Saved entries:
——————

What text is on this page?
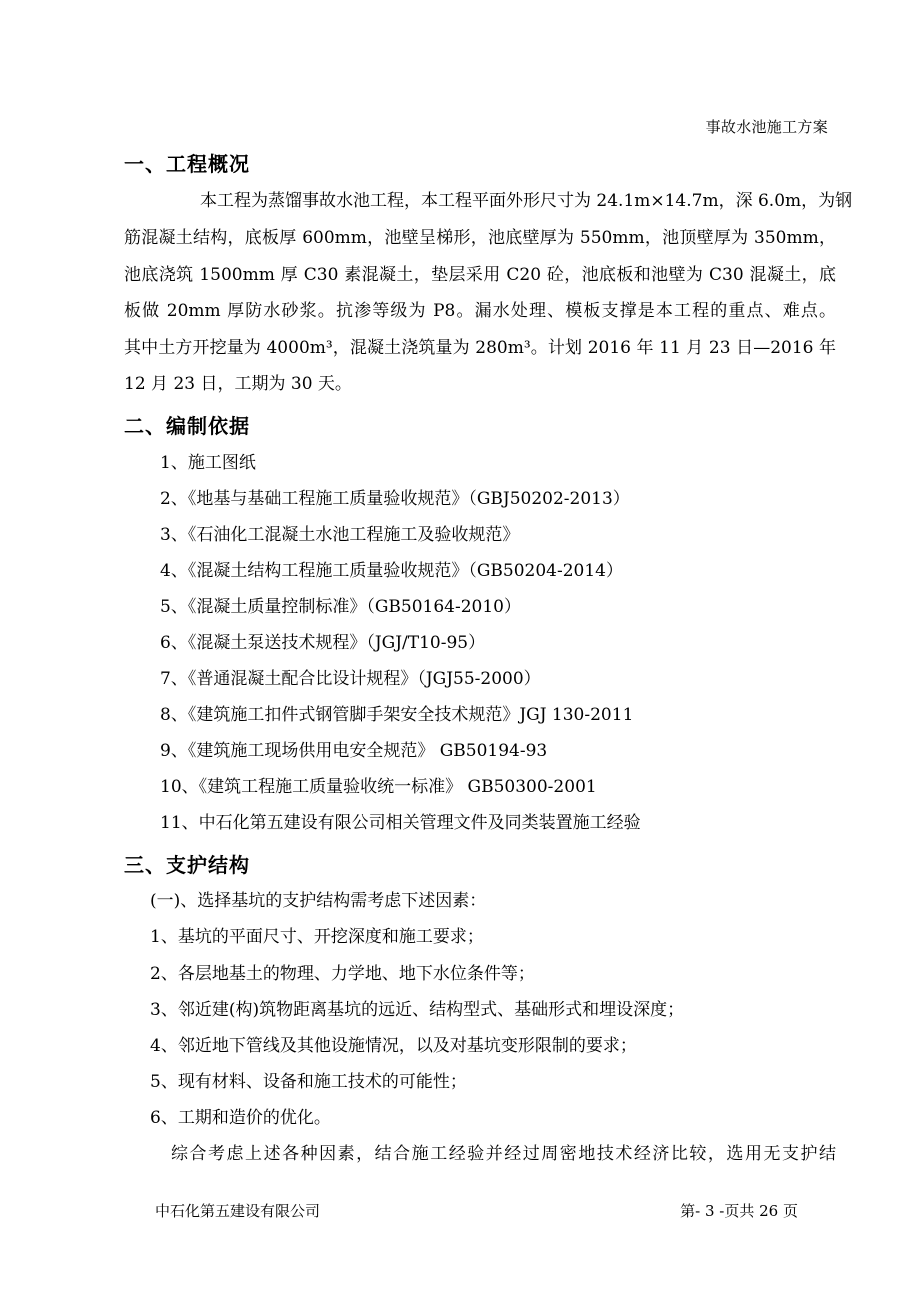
事故水池施工方案
一、工程概况
本工程为蒸馏事故水池工程，本工程平面外形尺寸为 24.1m×14.7m，深 6.0m，为钢
筋混凝土结构，底板厚 600mm，池壁呈梯形，池底壁厚为 550mm，池顶壁厚为 350mm，
池底浇筑 1500mm 厚 C30 素混凝土，垫层采用 C20 砼，池底板和池壁为 C30 混凝土，底
板做 20mm 厚防水砂浆。抗渗等级为 P8。漏水处理、模板支撑是本工程的重点、难点。
其中土方开挖量为 4000m³，混凝土浇筑量为 280m³。计划 2016 年 11 月 23 日—2016 年
12 月 23 日，工期为 30 天。
二、编制依据
1、施工图纸
2、《地基与基础工程施工质量验收规范》（GBJ50202-2013）
3、《石油化工混凝土水池工程施工及验收规范》
4、《混凝土结构工程施工质量验收规范》（GB50204-2014）
5、《混凝土质量控制标准》（GB50164-2010）
6、《混凝土泵送技术规程》（JGJ/T10-95）
7、《普通混凝土配合比设计规程》（JGJ55-2000）
8、《建筑施工扣件式钢管脚手架安全技术规范》JGJ 130-2011
9、《建筑施工现场供用电安全规范》 GB50194-93
10、《建筑工程施工质量验收统一标准》 GB50300-2001
11、中石化第五建设有限公司相关管理文件及同类装置施工经验
三、支护结构
(一)、选择基坑的支护结构需考虑下述因素：
1、基坑的平面尺寸、开挖深度和施工要求；
2、各层地基土的物理、力学地、地下水位条件等；
3、邻近建(构)筑物距离基坑的远近、结构型式、基础形式和埋设深度；
4、邻近地下管线及其他设施情况，以及对基坑变形限制的要求；
5、现有材料、设备和施工技术的可能性；
6、工期和造价的优化。
综合考虑上述各种因素，结合施工经验并经过周密地技术经济比较，选用无支护结
中石化第五建设有限公司	第- 3 -页共 26 页
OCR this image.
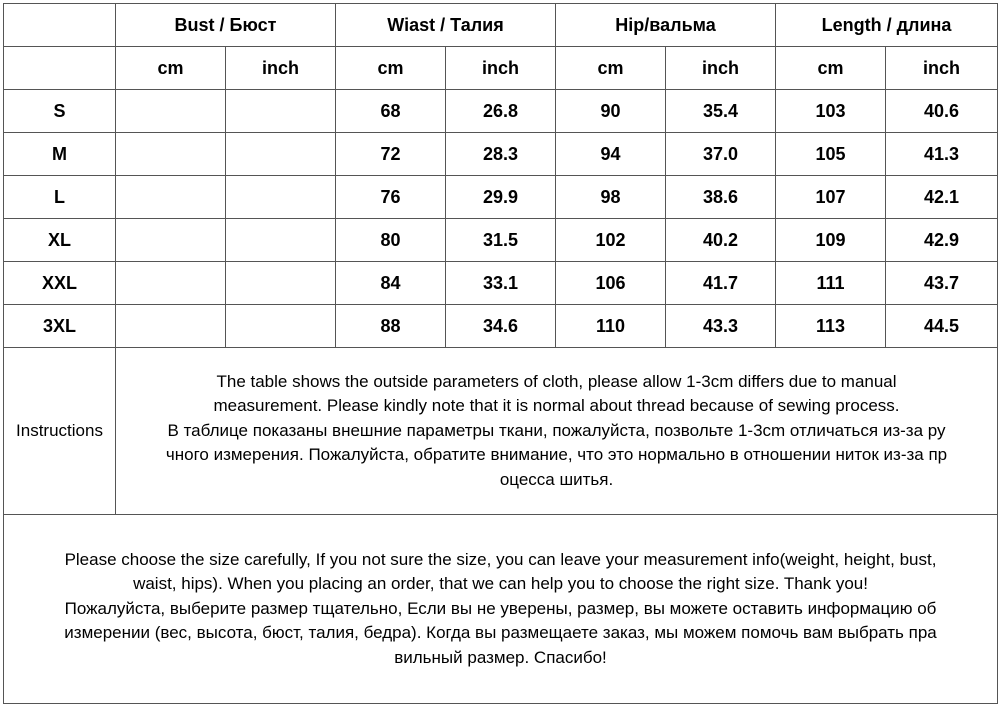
	Bust / Бюст		Wiast / Талия		Hip/вальма		Length / длина	
	cm	inch	cm	inch	cm	inch	cm	inch
S			68	26.8	90	35.4	103	40.6
M			72	28.3	94	37.0	105	41.3
L			76	29.9	98	38.6	107	42.1
XL			80	31.5	102	40.2	109	42.9
XXL			84	33.1	106	41.7	111	43.7
3XL			88	34.6	110	43.3	113	44.5
Instructions	The table shows the outside parameters of cloth, please allow 1-3cm differs due to manual
measurement. Please kindly note that it is normal about thread because of sewing process.
В таблице показаны внешние параметры ткани, пожалуйста, позвольте 1-3cm отличаться из-за ру
чного измерения. Пожалуйста, обратите внимание, что это нормально в отношении ниток из-за пр
оцесса шитья.							

Please choose the size carefully, If you not sure the size, you can leave your measurement info(weight, height, bust,
waist, hips). When you placing an order, that we can help you to choose the right size. Thank you!
Пожалуйста, выберите размер тщательно, Если вы не уверены, размер, вы можете оставить информацию об
измерении (вес, высота, бюст, талия, бедра). Когда вы размещаете заказ, мы можем помочь вам выбрать пра
вильный размер. Спасибо!								
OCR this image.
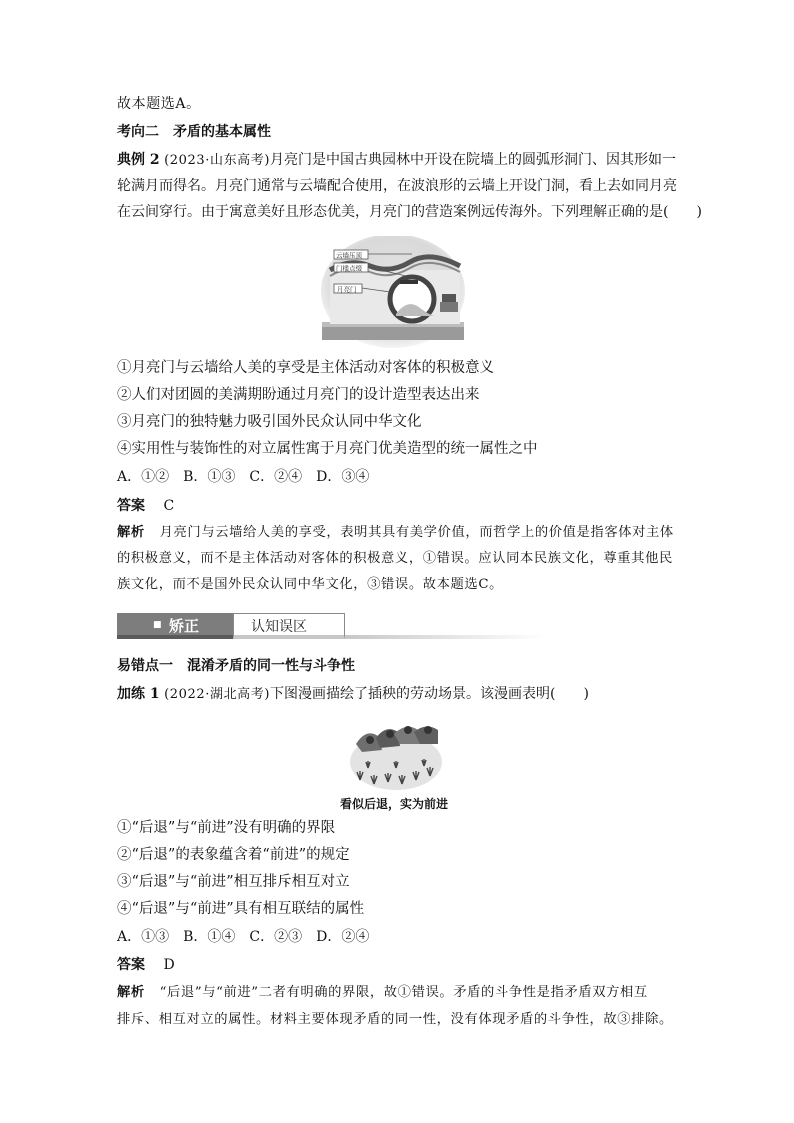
故本题选A。
考向二　矛盾的基本属性
典例 2 (2023·山东高考)月亮门是中国古典园林中开设在院墙上的圆弧形洞门、因其形如一
轮满月而得名。月亮门通常与云墙配合使用，在波浪形的云墙上开设门洞，看上去如同月亮
在云间穿行。由于寓意美好且形态优美，月亮门的营造案例远传海外。下列理解正确的是(　　)
云墙压顶
门槛点缀
月亮门
①月亮门与云墙给人美的享受是主体活动对客体的积极意义
②人们对团圆的美满期盼通过月亮门的设计造型表达出来
③月亮门的独特魅力吸引国外民众认同中华文化
④实用性与装饰性的对立属性寓于月亮门优美造型的统一属性之中
A．①②　B．①③　C．②④　D．③④
答案 C
解析 月亮门与云墙给人美的享受，表明其具有美学价值，而哲学上的价值是指客体对主体
的积极意义，而不是主体活动对客体的积极意义，①错误。应认同本民族文化，尊重其他民
族文化，而不是国外民众认同中华文化，③错误。故本题选C。
■ 矫正	认知误区
易错点一　混淆矛盾的同一性与斗争性
加练 1 (2022·湖北高考)下图漫画描绘了插秧的劳动场景。该漫画表明(　　)
看似后退，实为前进
①“后退”与“前进”没有明确的界限
②“后退”的表象蕴含着“前进”的规定
③“后退”与“前进”相互排斥相互对立
④“后退”与“前进”具有相互联结的属性
A．①③　B．①④　C．②③　D．②④
答案 D
解析 “后退”与“前进”二者有明确的界限，故①错误。矛盾的斗争性是指矛盾双方相互
排斥、相互对立的属性。材料主要体现矛盾的同一性，没有体现矛盾的斗争性，故③排除。
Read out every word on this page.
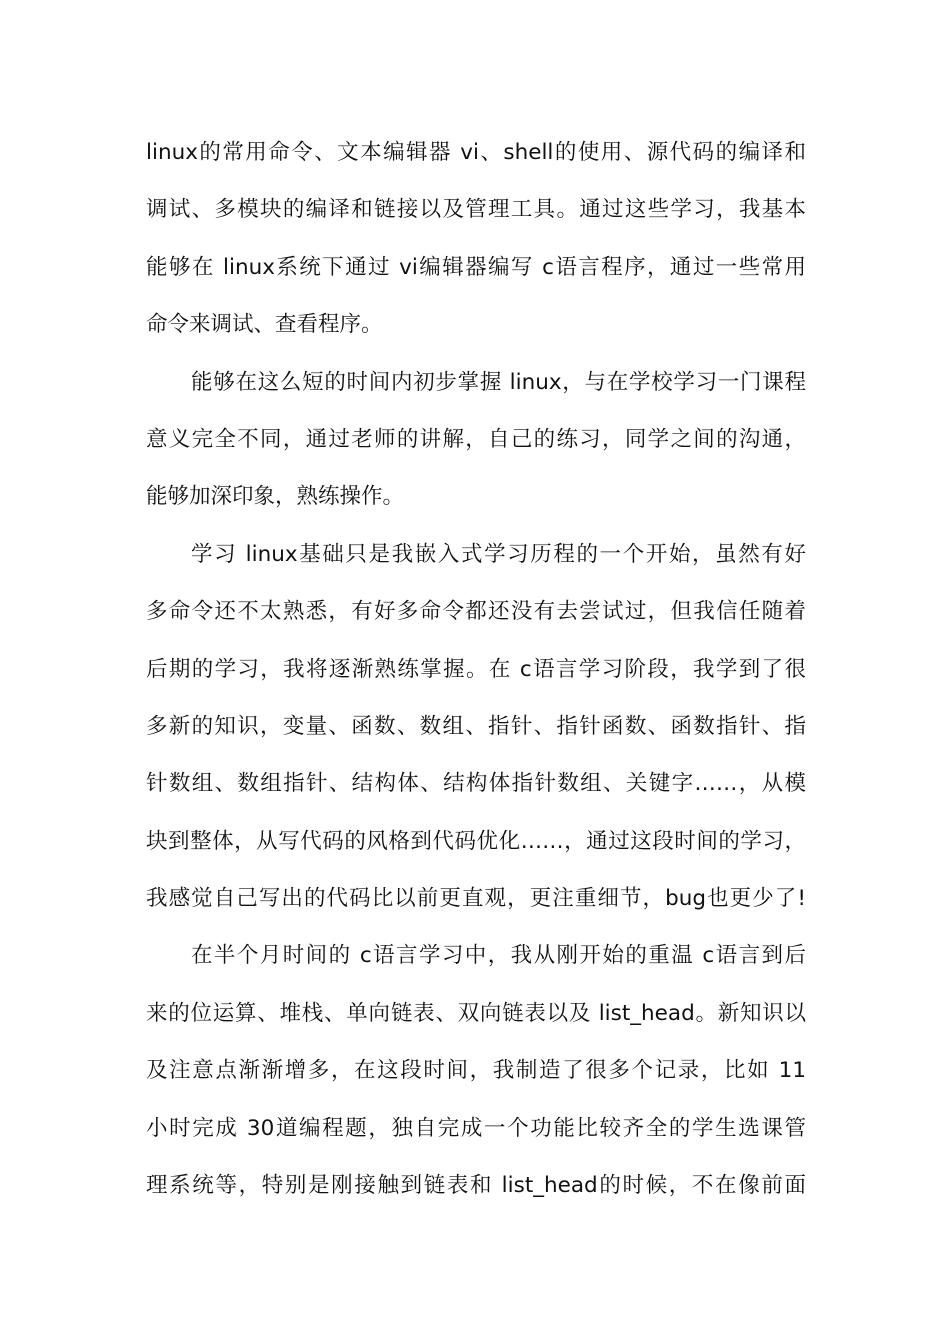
linux的常用命令、文本编辑器 vi、shell的使用、源代码的编译和
调试、多模块的编译和链接以及管理工具。通过这些学习，我基本
能够在 linux系统下通过 vi编辑器编写 c语言程序，通过一些常用
命令来调试、查看程序。
能够在这么短的时间内初步掌握 linux，与在学校学习一门课程
意义完全不同，通过老师的讲解，自己的练习，同学之间的沟通，
能够加深印象，熟练操作。
学习 linux基础只是我嵌入式学习历程的一个开始，虽然有好
多命令还不太熟悉，有好多命令都还没有去尝试过，但我信任随着
后期的学习，我将逐渐熟练掌握。在 c语言学习阶段，我学到了很
多新的知识，变量、函数、数组、指针、指针函数、函数指针、指
针数组、数组指针、结构体、结构体指针数组、关键字……，从模
块到整体，从写代码的风格到代码优化……，通过这段时间的学习，
我感觉自己写出的代码比以前更直观，更注重细节，bug也更少了!
在半个月时间的 c语言学习中，我从刚开始的重温 c语言到后
来的位运算、堆栈、单向链表、双向链表以及 list_head。新知识以
及注意点渐渐增多，在这段时间，我制造了很多个记录，比如 11
小时完成 30道编程题，独自完成一个功能比较齐全的学生选课管
理系统等，特别是刚接触到链表和 list_head的时候，不在像前面
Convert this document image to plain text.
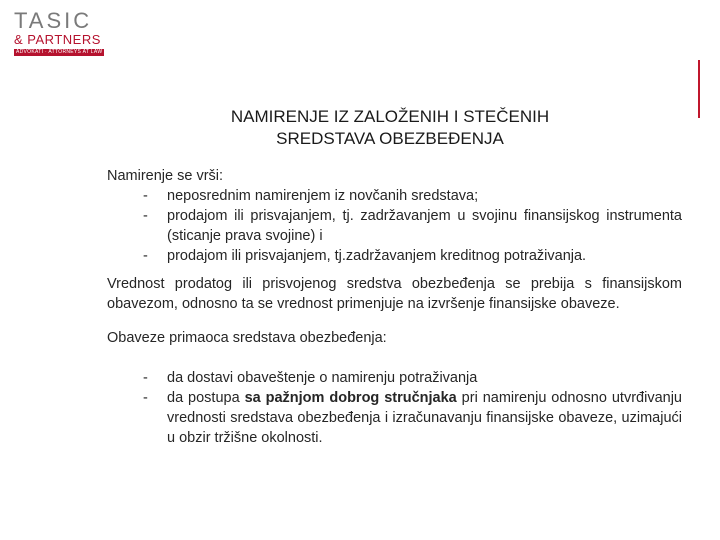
TASIC
& PARTNERS
ADVOKATI · ATTORNEYS AT LAW
NAMIRENJE IZ ZALOŽENIH I STEČENIH
SREDSTAVA OBEZBEĐENJA

Namirenje se vrši:

- neposrednim namirenjem iz novčanih sredstava;
- prodajom ili prisvajanjem, tj. zadržavanjem u svojinu finansijskog instrumenta (sticanje prava svojine) i
- prodajom ili prisvajanjem, tj.zadržavanjem kreditnog potraživanja.

Vrednost prodatog ili prisvojenog sredstva obezbeđenja se prebija s finansijskom obavezom, odnosno ta se vrednost primenjuje na izvršenje finansijske obaveze.

Obaveze primaoca sredstava obezbeđenja:

- da dostavi obaveštenje o namirenju potraživanja
- da postupa sa pažnjom dobrog stručnjaka pri namirenju odnosno utvrđivanju vrednosti sredstava obezbeđenja i izračunavanju finansijske obaveze, uzimajući u obzir tržišne okolnosti.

——————

Quote exactly the lines from the one that contains "Convert this document image to plain text." through the end of the listing above, both ends included, leaving out the pictures.

OUTPUT
Convert this document image to plain text.
TASIC
& PARTNERS
ADVOKATI · ATTORNEYS AT LAW
NAMIRENJE IZ ZALOŽENIH I STEČENIH
SREDSTAVA OBEZBEĐENJA

Namirenje se vrši:

- neposrednim namirenjem iz novčanih sredstava;
- prodajom ili prisvajanjem, tj. zadržavanjem u svojinu finansijskog instrumenta (sticanje prava svojine) i
- prodajom ili prisvajanjem, tj.zadržavanjem kreditnog potraživanja.

Vrednost prodatog ili prisvojenog sredstva obezbeđenja se prebija s finansijskom obavezom, odnosno ta se vrednost primenjuje na izvršenje finansijske obaveze.

Obaveze primaoca sredstava obezbeđenja:

- da dostavi obaveštenje o namirenju potraživanja
- da postupa sa pažnjom dobrog stručnjaka pri namirenju odnosno utvrđivanju vrednosti sredstava obezbeđenja i izračunavanju finansijske obaveze, uzimajući u obzir tržišne okolnosti.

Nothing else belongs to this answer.